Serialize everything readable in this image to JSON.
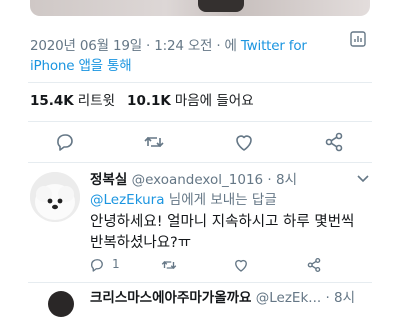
{
  "tweet": {
    "timestamp": "2020년 06월 19일 · 1:24 오전 · 에 ",
    "source_link": "Twitter for",
    "source_line2": "iPhone 앱을 통해",
    "stats": {
      "retweets_count": "15.4K",
      "retweets_label": "리트윗",
      "likes_count": "10.1K",
      "likes_label": "마음에 들어요"
    },
    "actions": [
      "reply-icon",
      "retweet-icon",
      "like-icon",
      "share-icon"
    ],
    "meta_icon": "analytics-icon"
  },
  "reply": {
    "display_name": "정복실",
    "handle": "@exoandexol_1016",
    "time": " · 8시",
    "reply_to_prefix": "",
    "reply_to_handle": "@LezEkura",
    "reply_to_suffix": " 님에게 보내는 답글",
    "text_line1": "안녕하세요! 얼마니 지속하시고 하루 몇번씩",
    "text_line2": "반복하셨나요?ㅠ",
    "reply_count": "1",
    "actions": [
      "reply-icon",
      "retweet-icon",
      "like-icon",
      "share-icon"
    ]
  },
  "next_reply": {
    "display_name": "크리스마스에아주마가올까요",
    "handle": " @LezEk...",
    "time": " · 8시"
  },
  "colors": {
    "link": "#1b95e0",
    "secondary_text": "#657786",
    "primary_text": "#14171a",
    "divider": "#e6ecf0"
  }
}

········

Short problem: Write the records out again in full, exactly, and skip every picture.

Exercise output:
Serialize everything readable in this image to JSON.
{
  "tweet": {
    "timestamp": "2020년 06월 19일 · 1:24 오전 · 에 ",
    "source_link": "Twitter for",
    "source_line2": "iPhone 앱을 통해",
    "stats": {
      "retweets_count": "15.4K",
      "retweets_label": "리트윗",
      "likes_count": "10.1K",
      "likes_label": "마음에 들어요"
    },
    "actions": [
      "reply-icon",
      "retweet-icon",
      "like-icon",
      "share-icon"
    ],
    "meta_icon": "analytics-icon"
  },
  "reply": {
    "display_name": "정복실",
    "handle": "@exoandexol_1016",
    "time": " · 8시",
    "reply_to_prefix": "",
    "reply_to_handle": "@LezEkura",
    "reply_to_suffix": " 님에게 보내는 답글",
    "text_line1": "안녕하세요! 얼마니 지속하시고 하루 몇번씩",
    "text_line2": "반복하셨나요?ㅠ",
    "reply_count": "1",
    "actions": [
      "reply-icon",
      "retweet-icon",
      "like-icon",
      "share-icon"
    ]
  },
  "next_reply": {
    "display_name": "크리스마스에아주마가올까요",
    "handle": " @LezEk...",
    "time": " · 8시"
  },
  "colors": {
    "link": "#1b95e0",
    "secondary_text": "#657786",
    "primary_text": "#14171a",
    "divider": "#e6ecf0"
  }
}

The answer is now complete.